#### [DIRECTIONS]
Tally the lines below that contain "촉진하여". The number is the whole answer.

-- Begin EXTRACTED DATA --

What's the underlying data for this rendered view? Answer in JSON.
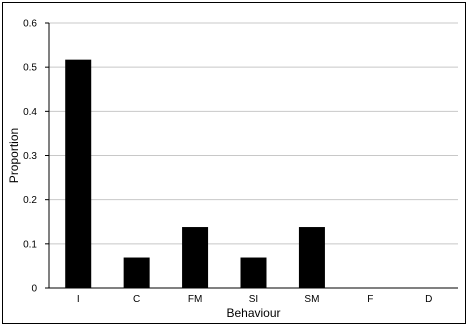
{
  "chart_data": {
    "type": "bar",
    "title": "",
    "xlabel": "Behaviour",
    "ylabel": "Proportion",
    "categories": [
      "I",
      "C",
      "FM",
      "SI",
      "SM",
      "F",
      "D"
    ],
    "values": [
      0.517,
      0.069,
      0.138,
      0.069,
      0.138,
      0,
      0
    ],
    "ylim": [
      0,
      0.6
    ],
    "yticks": [
      "0",
      "0.1",
      "0.2",
      "0.3",
      "0.4",
      "0.5",
      "0.6"
    ],
    "grid": true,
    "legend": "none",
    "colors": {
      "bar": "#000000",
      "grid": "#c8c8c8",
      "axis": "#000000"
    }
  }
}
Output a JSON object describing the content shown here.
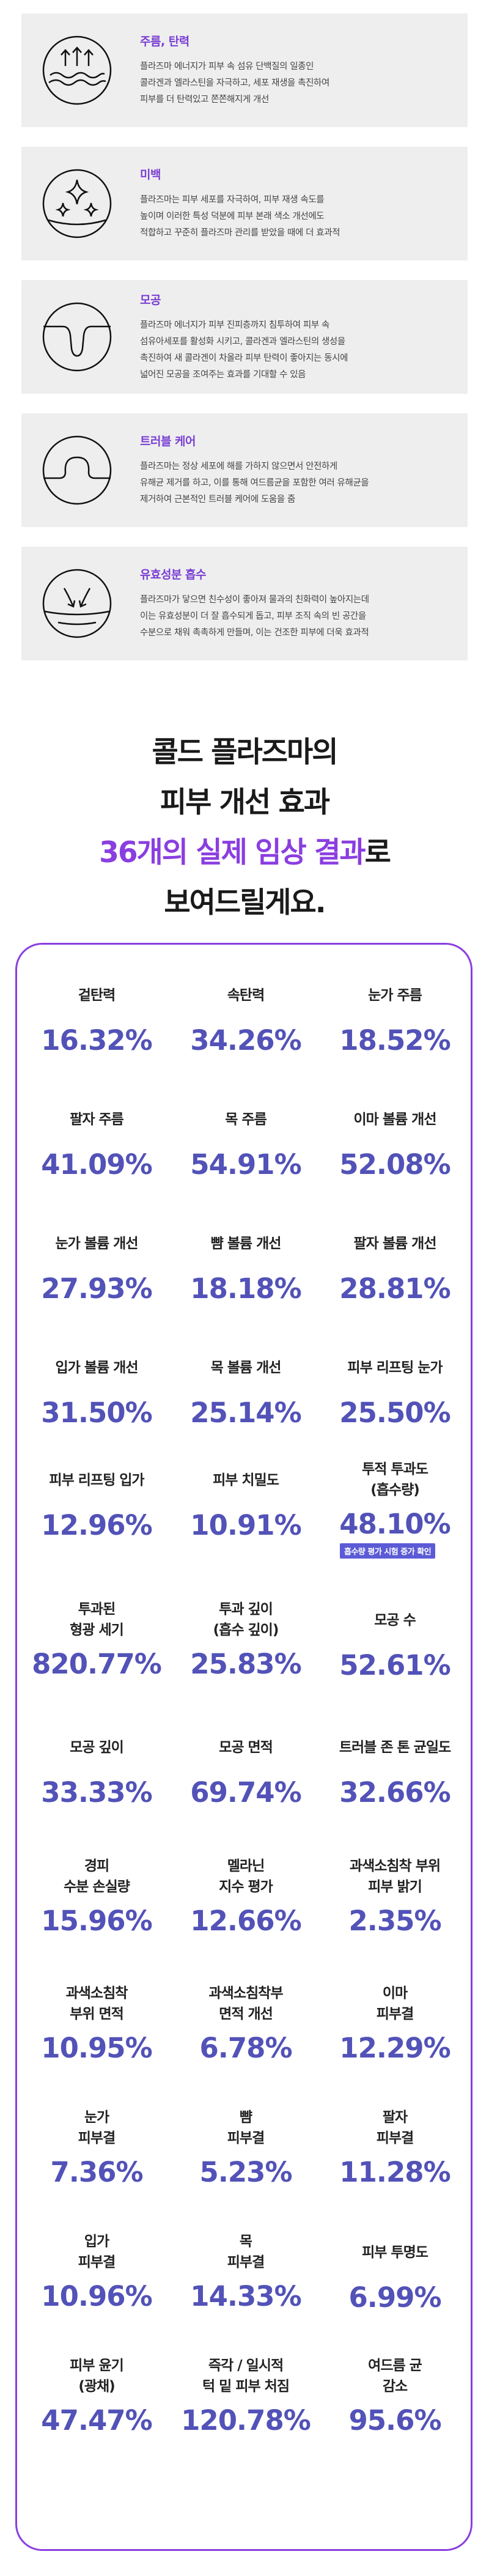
{
  "features": [
    {
      "icon": "wrinkle-arrows-icon",
      "title": "주름, 탄력",
      "desc": [
        "플라즈마 에너지가 피부 속 섬유 단백질의 일종인",
        "콜라겐과 엘라스틴을 자극하고, 세포 재생을 촉진하여",
        "피부를 더 탄력있고 쫀쫀해지게 개선"
      ]
    },
    {
      "icon": "sparkle-whitening-icon",
      "title": "미백",
      "desc": [
        "플라즈마는 피부 세포를 자극하여, 피부 재생 속도를",
        "높이며 이러한 특성 덕분에 피부 본래 색소 개선에도",
        "적합하고 꾸준히 플라즈마 관리를 받았을 때에 더 효과적"
      ]
    },
    {
      "icon": "pore-icon",
      "title": "모공",
      "desc": [
        "플라즈마 에너지가 피부 진피층까지 침투하여 피부 속",
        "섬유아세포를 활성화 시키고, 콜라겐과 엘라스틴의 생성을",
        "촉진하여 새 콜라겐이 차올라 피부 탄력이 좋아지는 동시에",
        "넓어진 모공을 조여주는 효과를 기대할 수 있음"
      ]
    },
    {
      "icon": "trouble-bump-icon",
      "title": "트러블 케어",
      "desc": [
        "플라즈마는 정상 세포에 해를 가하지 않으면서 안전하게",
        "유해균 제거를 하고, 이를 통해 여드름균을 포함한 여러 유해균을",
        "제거하여 근본적인 트러블 케어에 도움을 줌"
      ]
    },
    {
      "icon": "absorption-arrows-icon",
      "title": "유효성분 흡수",
      "desc": [
        "플라즈마가 닿으면 친수성이 좋아져 물과의 친화력이 높아지는데",
        "이는 유효성분이 더 잘 흡수되게 돕고, 피부 조직 속의 빈 공간을",
        "수분으로 채워 촉촉하게 만들며, 이는 건조한 피부에 더욱 효과적"
      ]
    }
  ],
  "headline": {
    "line1": "콜드 플라즈마의",
    "line2": "피부 개선 효과",
    "line3_accent": "36개의 실제 임상 결과",
    "line3_rest": "로",
    "line4": "보여드릴게요."
  },
  "results": [
    {
      "label": "겉탄력",
      "value": "16.32%"
    },
    {
      "label": "속탄력",
      "value": "34.26%"
    },
    {
      "label": "눈가 주름",
      "value": "18.52%"
    },
    {
      "label": "팔자 주름",
      "value": "41.09%"
    },
    {
      "label": "목 주름",
      "value": "54.91%"
    },
    {
      "label": "이마 볼륨 개선",
      "value": "52.08%"
    },
    {
      "label": "눈가 볼륨 개선",
      "value": "27.93%"
    },
    {
      "label": "뺨 볼륨 개선",
      "value": "18.18%"
    },
    {
      "label": "팔자 볼륨 개선",
      "value": "28.81%"
    },
    {
      "label": "입가 볼륨 개선",
      "value": "31.50%"
    },
    {
      "label": "목 볼륨 개선",
      "value": "25.14%"
    },
    {
      "label": "피부 리프팅 눈가",
      "value": "25.50%"
    },
    {
      "label": "피부 리프팅 입가",
      "value": "12.96%"
    },
    {
      "label": "피부 치밀도",
      "value": "10.91%"
    },
    {
      "label": "투적 투과도\n(흡수량)",
      "value": "48.10%",
      "badge": "흡수량 평가 시험 증가 확인"
    },
    {
      "label": "투과된\n형광 세기",
      "value": "820.77%"
    },
    {
      "label": "투과 깊이\n(흡수 깊이)",
      "value": "25.83%"
    },
    {
      "label": "모공 수",
      "value": "52.61%"
    },
    {
      "label": "모공 깊이",
      "value": "33.33%"
    },
    {
      "label": "모공 면적",
      "value": "69.74%"
    },
    {
      "label": "트러블 존 톤 균일도",
      "value": "32.66%"
    },
    {
      "label": "경피\n수분 손실량",
      "value": "15.96%"
    },
    {
      "label": "멜라닌\n지수 평가",
      "value": "12.66%"
    },
    {
      "label": "과색소침착 부위\n피부 밝기",
      "value": "2.35%"
    },
    {
      "label": "과색소침착\n부위 면적",
      "value": "10.95%"
    },
    {
      "label": "과색소침착부\n면적 개선",
      "value": "6.78%"
    },
    {
      "label": "이마\n피부결",
      "value": "12.29%"
    },
    {
      "label": "눈가\n피부결",
      "value": "7.36%"
    },
    {
      "label": "뺨\n피부결",
      "value": "5.23%"
    },
    {
      "label": "팔자\n피부결",
      "value": "11.28%"
    },
    {
      "label": "입가\n피부결",
      "value": "10.96%"
    },
    {
      "label": "목\n피부결",
      "value": "14.33%"
    },
    {
      "label": "피부 투명도",
      "value": "6.99%"
    },
    {
      "label": "피부 윤기\n(광채)",
      "value": "47.47%"
    },
    {
      "label": "즉각 / 일시적\n턱 밑 피부 처짐",
      "value": "120.78%"
    },
    {
      "label": "여드름 균\n감소",
      "value": "95.6%"
    }
  ],
  "colors": {
    "accent": "#8a3ee0",
    "value": "#5252b8",
    "card_bg": "#eeeeef",
    "title": "#7a3fd3"
  }
}
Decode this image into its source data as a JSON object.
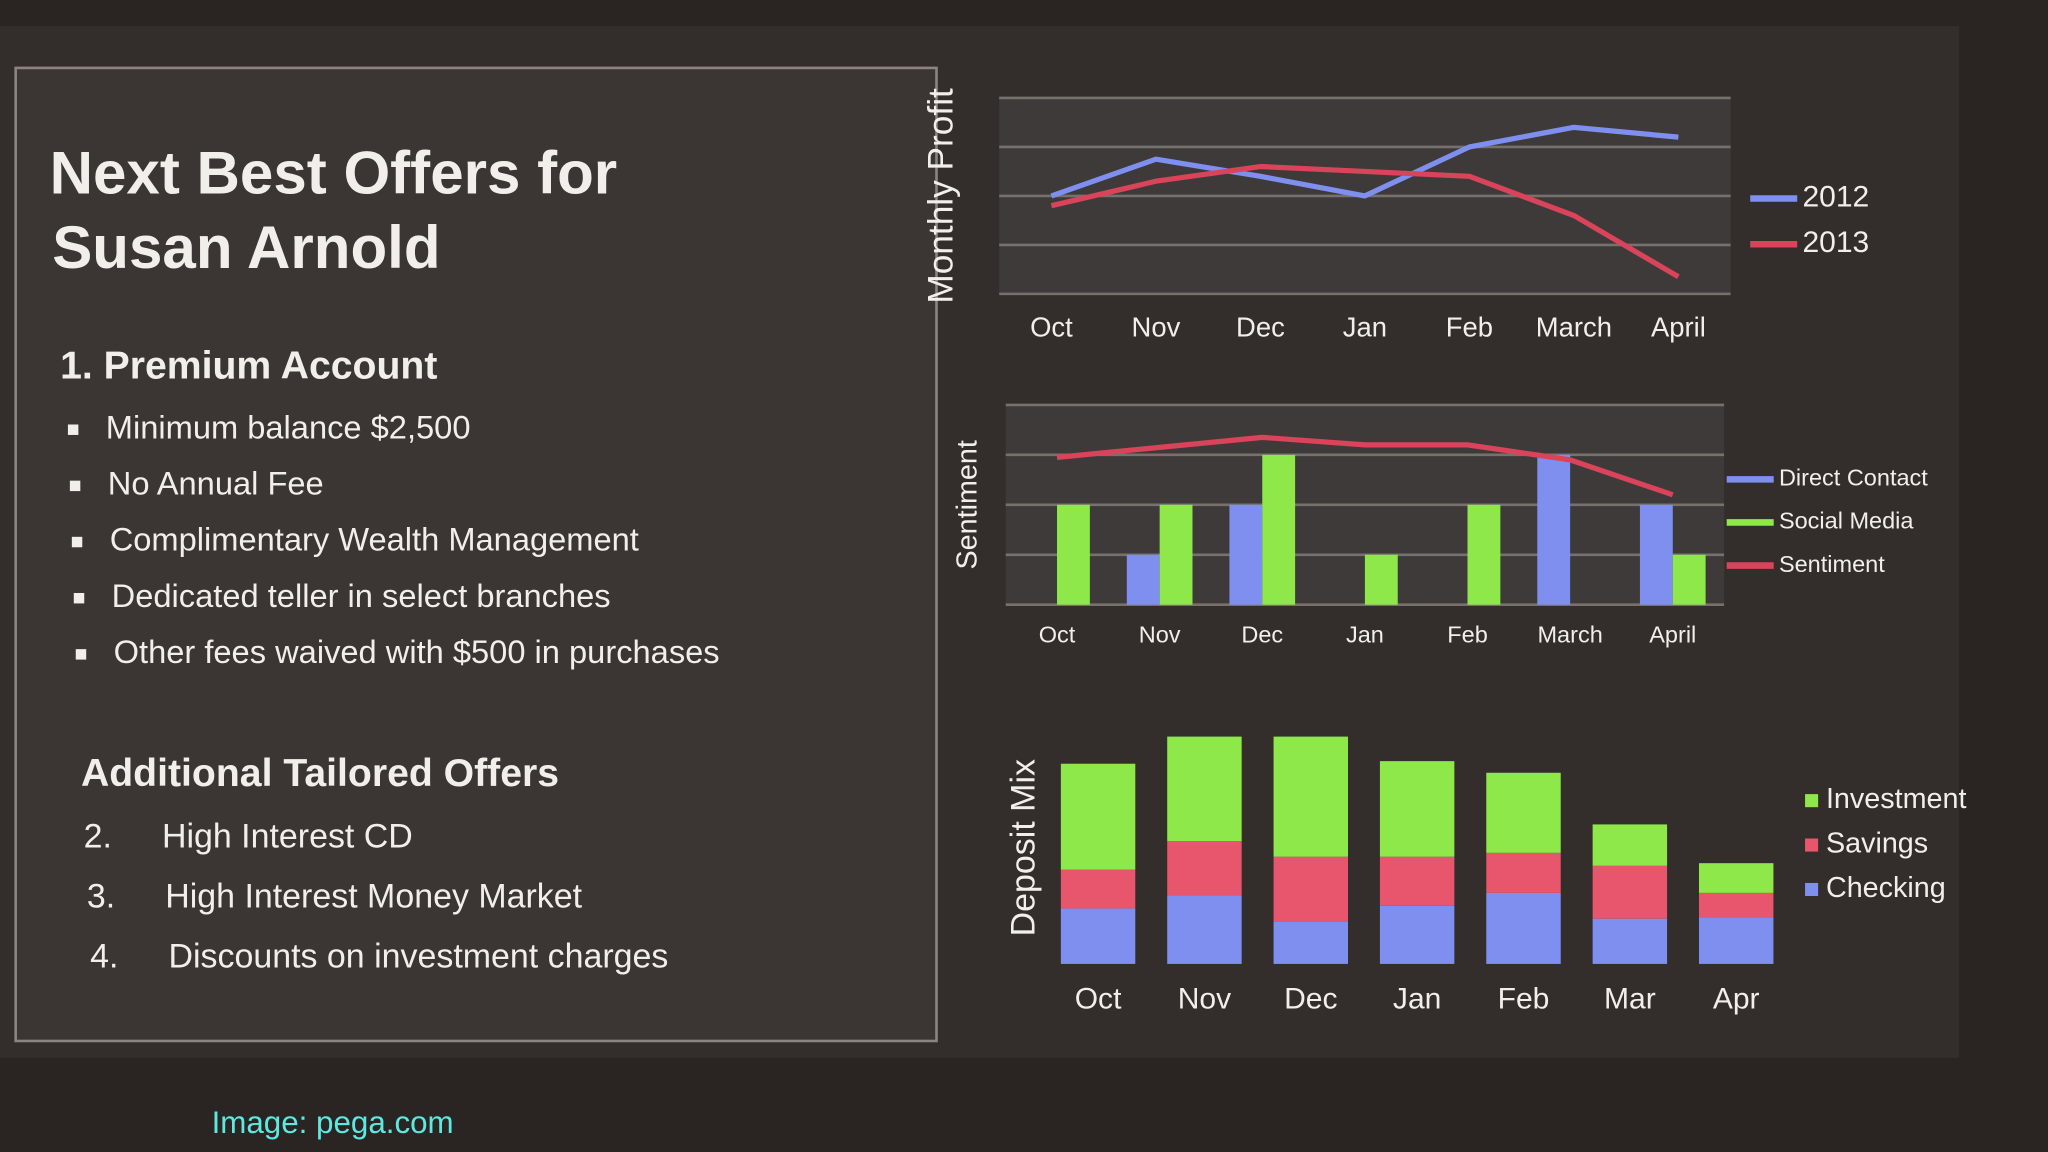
{
  "panel": {
    "title": [
      "Next Best Offers for",
      "Susan Arnold"
    ],
    "primary_offer": "1. Premium Account",
    "features": [
      "Minimum balance $2,500",
      "No Annual Fee",
      "Complimentary Wealth Management",
      "Dedicated teller in select branches",
      "Other fees waived with $500 in purchases"
    ],
    "additional_heading": "Additional Tailored Offers",
    "additional": [
      {
        "number": "2.",
        "text": "High Interest CD"
      },
      {
        "number": "3.",
        "text": "High Interest Money Market"
      },
      {
        "number": "4.",
        "text": "Discounts on investment charges"
      }
    ]
  },
  "caption": "Image: pega.com",
  "chart_data": [
    {
      "type": "line",
      "y_label": "Monthly Profit",
      "categories": [
        "Oct",
        "Nov",
        "Dec",
        "Jan",
        "Feb",
        "March",
        "April"
      ],
      "series": [
        {
          "name": "2012",
          "color": "#7f8ff0",
          "values": [
            2.0,
            2.75,
            2.4,
            2.0,
            3.0,
            3.4,
            3.2
          ]
        },
        {
          "name": "2013",
          "color": "#d9445a",
          "values": [
            1.8,
            2.3,
            2.6,
            2.5,
            2.4,
            1.6,
            0.35
          ]
        }
      ],
      "ylim": [
        0,
        4
      ],
      "yticks": [
        0,
        1,
        2,
        3,
        4
      ],
      "grid": true
    },
    {
      "type": "bar",
      "y_label": "Sentiment",
      "categories": [
        "Oct",
        "Nov",
        "Dec",
        "Jan",
        "Feb",
        "March",
        "April"
      ],
      "series": [
        {
          "name": "Direct Contact",
          "color": "#7f8ff0",
          "values": [
            0,
            1,
            2,
            0,
            0,
            3,
            2
          ]
        },
        {
          "name": "Social Media",
          "color": "#8ee84a",
          "values": [
            2,
            2,
            3,
            1,
            2,
            0,
            1
          ]
        },
        {
          "name": "Sentiment",
          "color": "#d9445a",
          "type": "line",
          "values": [
            2.95,
            3.15,
            3.35,
            3.2,
            3.2,
            2.9,
            2.2
          ]
        }
      ],
      "ylim": [
        0,
        4
      ],
      "yticks": [
        0,
        1,
        2,
        3,
        4
      ],
      "grid": true
    },
    {
      "type": "bar",
      "stacked": true,
      "y_label": "Deposit Mix",
      "categories": [
        "Oct",
        "Nov",
        "Dec",
        "Jan",
        "Feb",
        "Mar",
        "Apr"
      ],
      "series": [
        {
          "name": "Checking",
          "color": "#7f8ff0",
          "values": [
            4.3,
            5.3,
            3.3,
            4.5,
            5.5,
            3.5,
            3.6
          ]
        },
        {
          "name": "Savings",
          "color": "#e8566e",
          "values": [
            3,
            4.2,
            5,
            3.8,
            3.1,
            4.1,
            1.9
          ]
        },
        {
          "name": "Investment",
          "color": "#8ee84a",
          "values": [
            8.2,
            8.1,
            9.3,
            7.4,
            6.2,
            3.2,
            2.3
          ]
        }
      ],
      "ylim": [
        0,
        18
      ],
      "grid": false
    }
  ]
}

-- End EXTRACTED DATA --

#### [WRITTEN RESPONSE]
2